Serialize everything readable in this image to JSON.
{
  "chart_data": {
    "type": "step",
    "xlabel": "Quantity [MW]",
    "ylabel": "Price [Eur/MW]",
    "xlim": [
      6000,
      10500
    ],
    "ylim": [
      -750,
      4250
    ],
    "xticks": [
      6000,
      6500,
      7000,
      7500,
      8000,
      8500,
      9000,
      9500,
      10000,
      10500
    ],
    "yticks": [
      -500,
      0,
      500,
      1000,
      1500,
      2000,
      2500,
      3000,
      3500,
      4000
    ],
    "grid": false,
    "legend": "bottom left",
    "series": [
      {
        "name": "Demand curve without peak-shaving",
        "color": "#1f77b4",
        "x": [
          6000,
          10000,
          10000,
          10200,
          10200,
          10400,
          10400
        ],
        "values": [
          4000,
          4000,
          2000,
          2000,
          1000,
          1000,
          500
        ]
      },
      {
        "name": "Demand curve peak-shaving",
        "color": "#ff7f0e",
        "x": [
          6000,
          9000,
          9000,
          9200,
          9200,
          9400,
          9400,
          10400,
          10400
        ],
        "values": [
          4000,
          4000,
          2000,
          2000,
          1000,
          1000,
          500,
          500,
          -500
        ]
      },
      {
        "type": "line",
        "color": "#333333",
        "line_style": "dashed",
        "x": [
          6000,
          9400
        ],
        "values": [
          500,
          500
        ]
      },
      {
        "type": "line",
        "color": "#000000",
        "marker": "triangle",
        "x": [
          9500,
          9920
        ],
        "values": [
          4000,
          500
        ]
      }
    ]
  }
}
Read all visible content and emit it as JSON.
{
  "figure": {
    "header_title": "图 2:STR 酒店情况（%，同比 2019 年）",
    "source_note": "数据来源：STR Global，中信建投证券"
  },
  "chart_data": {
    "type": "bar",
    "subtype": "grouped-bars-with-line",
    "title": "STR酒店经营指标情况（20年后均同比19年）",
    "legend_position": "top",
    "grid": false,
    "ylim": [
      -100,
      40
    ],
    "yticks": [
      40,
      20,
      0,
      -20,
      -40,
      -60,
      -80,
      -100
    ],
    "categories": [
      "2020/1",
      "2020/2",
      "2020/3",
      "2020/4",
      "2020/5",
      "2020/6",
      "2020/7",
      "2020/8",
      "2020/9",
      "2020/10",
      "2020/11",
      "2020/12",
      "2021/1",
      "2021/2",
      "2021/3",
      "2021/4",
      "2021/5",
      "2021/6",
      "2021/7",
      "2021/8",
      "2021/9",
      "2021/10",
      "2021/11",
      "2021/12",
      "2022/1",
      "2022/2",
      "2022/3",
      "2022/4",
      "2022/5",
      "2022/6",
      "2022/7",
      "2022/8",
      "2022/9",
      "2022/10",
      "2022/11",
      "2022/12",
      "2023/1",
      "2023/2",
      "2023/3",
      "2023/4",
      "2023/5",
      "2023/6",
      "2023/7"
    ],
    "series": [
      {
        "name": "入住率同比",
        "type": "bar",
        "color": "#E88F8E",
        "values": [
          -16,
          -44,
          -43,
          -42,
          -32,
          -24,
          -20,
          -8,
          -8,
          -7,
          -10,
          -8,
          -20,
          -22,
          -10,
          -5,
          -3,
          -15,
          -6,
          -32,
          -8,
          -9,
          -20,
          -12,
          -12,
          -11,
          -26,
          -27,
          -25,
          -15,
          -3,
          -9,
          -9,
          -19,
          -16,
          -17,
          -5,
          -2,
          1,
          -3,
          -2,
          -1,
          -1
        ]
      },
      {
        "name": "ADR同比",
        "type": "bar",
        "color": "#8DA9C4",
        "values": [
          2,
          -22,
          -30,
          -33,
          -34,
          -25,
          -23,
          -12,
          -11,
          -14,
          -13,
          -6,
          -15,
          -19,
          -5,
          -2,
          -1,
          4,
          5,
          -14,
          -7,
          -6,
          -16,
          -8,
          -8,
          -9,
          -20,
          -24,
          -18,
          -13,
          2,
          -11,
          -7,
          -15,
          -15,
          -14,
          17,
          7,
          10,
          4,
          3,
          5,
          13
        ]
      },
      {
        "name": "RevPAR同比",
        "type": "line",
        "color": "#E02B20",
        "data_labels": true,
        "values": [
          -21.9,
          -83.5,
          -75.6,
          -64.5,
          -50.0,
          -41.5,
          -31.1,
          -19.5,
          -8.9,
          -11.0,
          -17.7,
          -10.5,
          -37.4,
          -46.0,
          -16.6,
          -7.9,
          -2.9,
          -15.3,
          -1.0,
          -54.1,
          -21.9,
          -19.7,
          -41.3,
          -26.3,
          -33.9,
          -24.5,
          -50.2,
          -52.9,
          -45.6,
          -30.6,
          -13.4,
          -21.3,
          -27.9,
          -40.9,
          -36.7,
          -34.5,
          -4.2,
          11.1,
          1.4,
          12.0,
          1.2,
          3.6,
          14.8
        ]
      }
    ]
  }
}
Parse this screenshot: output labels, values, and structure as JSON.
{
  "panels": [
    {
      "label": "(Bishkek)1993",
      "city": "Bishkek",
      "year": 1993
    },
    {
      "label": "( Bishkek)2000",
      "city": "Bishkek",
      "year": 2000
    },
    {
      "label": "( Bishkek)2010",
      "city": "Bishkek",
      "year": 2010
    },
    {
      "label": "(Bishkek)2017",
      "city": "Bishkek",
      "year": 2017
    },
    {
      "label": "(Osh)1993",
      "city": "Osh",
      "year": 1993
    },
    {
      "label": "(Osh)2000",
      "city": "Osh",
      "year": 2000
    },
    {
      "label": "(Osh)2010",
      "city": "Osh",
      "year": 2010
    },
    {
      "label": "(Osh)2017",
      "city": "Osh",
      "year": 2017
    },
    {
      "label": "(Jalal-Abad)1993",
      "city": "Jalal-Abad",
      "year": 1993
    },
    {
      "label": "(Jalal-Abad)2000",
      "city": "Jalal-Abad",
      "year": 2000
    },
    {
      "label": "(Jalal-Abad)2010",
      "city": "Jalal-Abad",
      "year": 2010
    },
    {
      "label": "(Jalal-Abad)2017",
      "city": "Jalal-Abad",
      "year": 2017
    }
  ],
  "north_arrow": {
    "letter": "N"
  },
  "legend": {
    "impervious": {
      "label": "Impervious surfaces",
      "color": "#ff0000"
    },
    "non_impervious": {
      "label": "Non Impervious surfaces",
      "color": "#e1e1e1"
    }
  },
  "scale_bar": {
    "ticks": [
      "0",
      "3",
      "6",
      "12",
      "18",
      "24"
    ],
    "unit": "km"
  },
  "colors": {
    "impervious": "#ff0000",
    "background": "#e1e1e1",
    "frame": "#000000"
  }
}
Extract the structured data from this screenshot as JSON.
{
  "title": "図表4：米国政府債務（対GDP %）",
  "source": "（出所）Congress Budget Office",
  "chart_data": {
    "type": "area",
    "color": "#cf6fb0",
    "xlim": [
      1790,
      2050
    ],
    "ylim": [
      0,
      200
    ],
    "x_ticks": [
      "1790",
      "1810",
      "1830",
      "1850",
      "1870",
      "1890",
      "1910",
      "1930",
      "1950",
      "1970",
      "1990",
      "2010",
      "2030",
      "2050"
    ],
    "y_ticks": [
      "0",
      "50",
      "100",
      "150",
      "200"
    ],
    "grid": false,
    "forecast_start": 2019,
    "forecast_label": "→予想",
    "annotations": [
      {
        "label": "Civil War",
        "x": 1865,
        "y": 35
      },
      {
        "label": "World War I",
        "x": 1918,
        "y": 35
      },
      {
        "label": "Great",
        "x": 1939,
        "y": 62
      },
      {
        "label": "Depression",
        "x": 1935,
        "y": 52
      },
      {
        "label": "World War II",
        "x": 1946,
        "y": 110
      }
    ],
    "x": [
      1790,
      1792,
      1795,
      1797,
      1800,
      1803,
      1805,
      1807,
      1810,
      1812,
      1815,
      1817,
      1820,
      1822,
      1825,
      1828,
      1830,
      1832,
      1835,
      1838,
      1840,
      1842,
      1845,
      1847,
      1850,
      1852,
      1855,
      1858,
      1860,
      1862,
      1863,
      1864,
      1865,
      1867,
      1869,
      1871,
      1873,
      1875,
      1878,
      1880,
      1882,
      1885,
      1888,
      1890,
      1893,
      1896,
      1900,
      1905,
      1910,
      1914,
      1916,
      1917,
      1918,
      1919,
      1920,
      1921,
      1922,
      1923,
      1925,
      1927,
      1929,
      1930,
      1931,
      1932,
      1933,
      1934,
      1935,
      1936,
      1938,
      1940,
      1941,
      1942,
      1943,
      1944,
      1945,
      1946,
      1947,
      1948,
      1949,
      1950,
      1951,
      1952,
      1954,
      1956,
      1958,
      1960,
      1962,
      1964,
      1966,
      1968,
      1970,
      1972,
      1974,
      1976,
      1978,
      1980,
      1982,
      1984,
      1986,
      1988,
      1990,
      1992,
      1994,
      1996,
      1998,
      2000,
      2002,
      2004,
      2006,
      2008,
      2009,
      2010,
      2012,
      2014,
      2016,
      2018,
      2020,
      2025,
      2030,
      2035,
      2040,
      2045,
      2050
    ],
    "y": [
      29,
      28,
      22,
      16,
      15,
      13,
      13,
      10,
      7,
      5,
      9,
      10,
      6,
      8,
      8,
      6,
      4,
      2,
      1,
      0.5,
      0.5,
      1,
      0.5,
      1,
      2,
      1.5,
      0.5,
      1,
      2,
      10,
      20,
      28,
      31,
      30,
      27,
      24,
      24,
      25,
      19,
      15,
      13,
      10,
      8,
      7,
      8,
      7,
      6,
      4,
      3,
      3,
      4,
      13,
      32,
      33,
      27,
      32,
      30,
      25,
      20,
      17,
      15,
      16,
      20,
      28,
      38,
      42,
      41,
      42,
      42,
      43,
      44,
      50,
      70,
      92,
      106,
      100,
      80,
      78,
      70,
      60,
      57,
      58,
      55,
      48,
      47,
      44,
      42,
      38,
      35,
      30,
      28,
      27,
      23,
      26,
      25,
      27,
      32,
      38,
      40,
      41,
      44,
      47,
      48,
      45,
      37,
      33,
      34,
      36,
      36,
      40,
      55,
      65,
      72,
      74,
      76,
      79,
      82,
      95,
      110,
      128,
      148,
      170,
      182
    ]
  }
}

=======

▶ **Given exercise**
For the string "screenshot", count the lines of the entries above that include it; answer with the number only.

▶ **Written response**
2